* EXCERPT TO READ
########
On Friday, the market tried to decipher a day marred by disaster - and relief.  The indices closed in positive territory for the most part, on a day when many expected trouble and we got even worse.
                              
For the TSP, the C-fund gained 0.74% on Friday, the S-fund added 0.58%, the I-fund fell 0.50%, and the F-fund (bonds) slipped 0.02%.  For more on the weekly and monthly returns, please see our TSP Weekly Wrap-up.  

I have a couple of theories about the major sell-off on Thursday, and the rally on Friday.  I spoke about it a little last week when I speculated that we could see a "sell the rumor, buy the news" reaction to the scheduled "day of rage" in Saudi Arabia on Friday.  Perhaps that was what happened as the protests turned out to be surprisingly tepid.  The price of oil actually went down on the day.

The other theory, and this may be considered a cold interpretation, is that it was related to Japan.  I am not very good at expressing myself when it come to news like this.  Instead, I believe actions are more powerful than words, so like I did after the earthquake in Haiti, I set a fundraiser with MercyCorps for anyone looking for a way to help.  Please go here for more information.   

I have long believed that the market is like a huge mastermind that, as a whole, knows almost all things.  Individually, none of really know much of what is going to happen, but when millions of people are buying and selling in market, a completely separate mastermind is created that is more knowledgeable than any of its individual participants.  That's why we see the charts often foretelling the news headlines.
########
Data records
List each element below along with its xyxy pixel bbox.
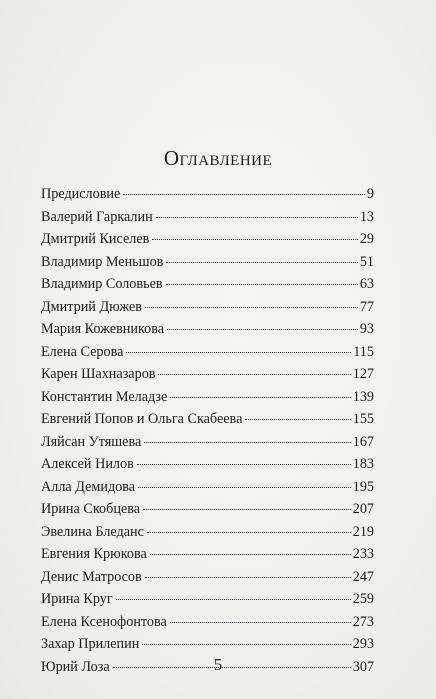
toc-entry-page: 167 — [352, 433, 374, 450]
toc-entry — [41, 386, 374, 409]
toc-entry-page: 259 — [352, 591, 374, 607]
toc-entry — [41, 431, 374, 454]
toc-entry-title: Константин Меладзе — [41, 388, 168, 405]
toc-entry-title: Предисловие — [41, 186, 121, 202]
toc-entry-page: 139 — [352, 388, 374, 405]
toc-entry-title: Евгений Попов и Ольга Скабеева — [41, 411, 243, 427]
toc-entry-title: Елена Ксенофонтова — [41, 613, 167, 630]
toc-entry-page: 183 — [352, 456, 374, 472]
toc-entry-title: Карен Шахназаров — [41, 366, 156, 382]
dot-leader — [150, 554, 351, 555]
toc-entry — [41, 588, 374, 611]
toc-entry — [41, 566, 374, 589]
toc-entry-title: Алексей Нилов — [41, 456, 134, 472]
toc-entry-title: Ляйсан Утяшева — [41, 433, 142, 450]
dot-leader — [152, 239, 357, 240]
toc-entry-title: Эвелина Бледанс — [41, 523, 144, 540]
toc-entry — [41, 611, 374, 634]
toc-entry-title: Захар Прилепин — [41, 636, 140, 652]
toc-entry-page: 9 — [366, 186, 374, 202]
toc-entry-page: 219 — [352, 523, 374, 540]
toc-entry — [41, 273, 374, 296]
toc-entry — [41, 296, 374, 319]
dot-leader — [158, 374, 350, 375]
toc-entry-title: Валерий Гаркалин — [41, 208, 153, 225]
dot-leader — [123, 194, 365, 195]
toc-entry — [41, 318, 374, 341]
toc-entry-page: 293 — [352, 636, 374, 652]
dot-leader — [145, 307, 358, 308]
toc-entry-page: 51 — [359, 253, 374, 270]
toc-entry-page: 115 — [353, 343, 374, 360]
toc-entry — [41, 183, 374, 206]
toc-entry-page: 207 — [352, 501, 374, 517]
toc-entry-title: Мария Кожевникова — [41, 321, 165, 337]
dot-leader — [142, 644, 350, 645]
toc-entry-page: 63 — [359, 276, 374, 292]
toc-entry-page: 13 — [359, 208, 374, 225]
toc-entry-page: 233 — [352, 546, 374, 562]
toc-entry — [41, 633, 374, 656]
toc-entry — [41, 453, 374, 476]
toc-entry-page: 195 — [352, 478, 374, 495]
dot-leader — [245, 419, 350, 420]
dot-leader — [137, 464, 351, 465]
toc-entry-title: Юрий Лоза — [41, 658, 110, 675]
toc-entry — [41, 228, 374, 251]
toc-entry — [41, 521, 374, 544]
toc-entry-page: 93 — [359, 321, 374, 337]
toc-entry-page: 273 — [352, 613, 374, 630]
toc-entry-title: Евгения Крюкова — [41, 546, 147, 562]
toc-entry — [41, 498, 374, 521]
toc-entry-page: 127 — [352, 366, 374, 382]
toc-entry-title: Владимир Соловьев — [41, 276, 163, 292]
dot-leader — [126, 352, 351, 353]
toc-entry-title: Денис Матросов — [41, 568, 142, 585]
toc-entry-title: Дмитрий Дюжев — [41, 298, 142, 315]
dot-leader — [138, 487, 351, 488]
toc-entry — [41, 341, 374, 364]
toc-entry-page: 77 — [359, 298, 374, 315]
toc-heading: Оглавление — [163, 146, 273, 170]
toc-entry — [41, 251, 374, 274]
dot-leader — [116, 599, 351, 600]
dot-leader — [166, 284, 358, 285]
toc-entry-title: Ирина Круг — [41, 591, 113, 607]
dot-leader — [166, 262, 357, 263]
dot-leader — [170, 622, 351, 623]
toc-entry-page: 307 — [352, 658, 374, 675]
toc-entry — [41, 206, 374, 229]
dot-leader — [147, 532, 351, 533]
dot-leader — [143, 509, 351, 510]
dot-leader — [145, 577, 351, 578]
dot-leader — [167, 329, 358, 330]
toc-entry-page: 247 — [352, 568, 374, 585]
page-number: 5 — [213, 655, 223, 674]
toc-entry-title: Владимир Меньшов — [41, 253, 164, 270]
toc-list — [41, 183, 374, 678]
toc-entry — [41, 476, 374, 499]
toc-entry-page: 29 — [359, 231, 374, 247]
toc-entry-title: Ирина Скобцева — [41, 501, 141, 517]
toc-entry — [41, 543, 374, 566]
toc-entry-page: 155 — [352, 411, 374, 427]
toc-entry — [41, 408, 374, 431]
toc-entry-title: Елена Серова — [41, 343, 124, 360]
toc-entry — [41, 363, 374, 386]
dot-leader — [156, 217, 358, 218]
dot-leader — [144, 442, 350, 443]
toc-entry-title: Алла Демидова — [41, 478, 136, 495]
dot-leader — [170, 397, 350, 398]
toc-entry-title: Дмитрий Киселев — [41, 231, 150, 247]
########
* SHORT PROBLEM 1
Print the passage of the market commentary starting at "I have a couple" and ending at "for more information.".
* SHORT PROBLEM 2
Summarize the market commentary in two sentences.

* EXERCISE ANSWER 1
I have a couple of theories about the major sell-off on Thursday, and the rally on Friday.  I spoke about it a little last week when I speculated that we could see a "sell the rumor, buy the news" reaction to the scheduled "day of rage" in Saudi Arabia on Friday.  Perhaps that was what happened as the protests turned out to be surprisingly tepid.  The price of oil actually went down on the day.

The other theory, and this may be considered a cold interpretation, is that it was related to Japan.  I am not very good at expressing myself when it come to news like this.  Instead, I believe actions are more powerful than words, so like I did after the earthquake in Haiti, I set a fundraiser with MercyCorps for anyone looking for a way to help.  Please go here for more information.

* EXERCISE ANSWER 2
On Friday the indices closed mostly in positive territory, with the C-fund gaining 0.74% and the S-fund 0.58% while the I-fund fell 0.50% and the F-fund slipped 0.02%. The author offers two theories for Thursday's sell-off and Friday's rally: a "sell the rumor, buy the news" reaction to the surprisingly tepid "day of rage" protests in Saudi Arabia, or a connection to Japan.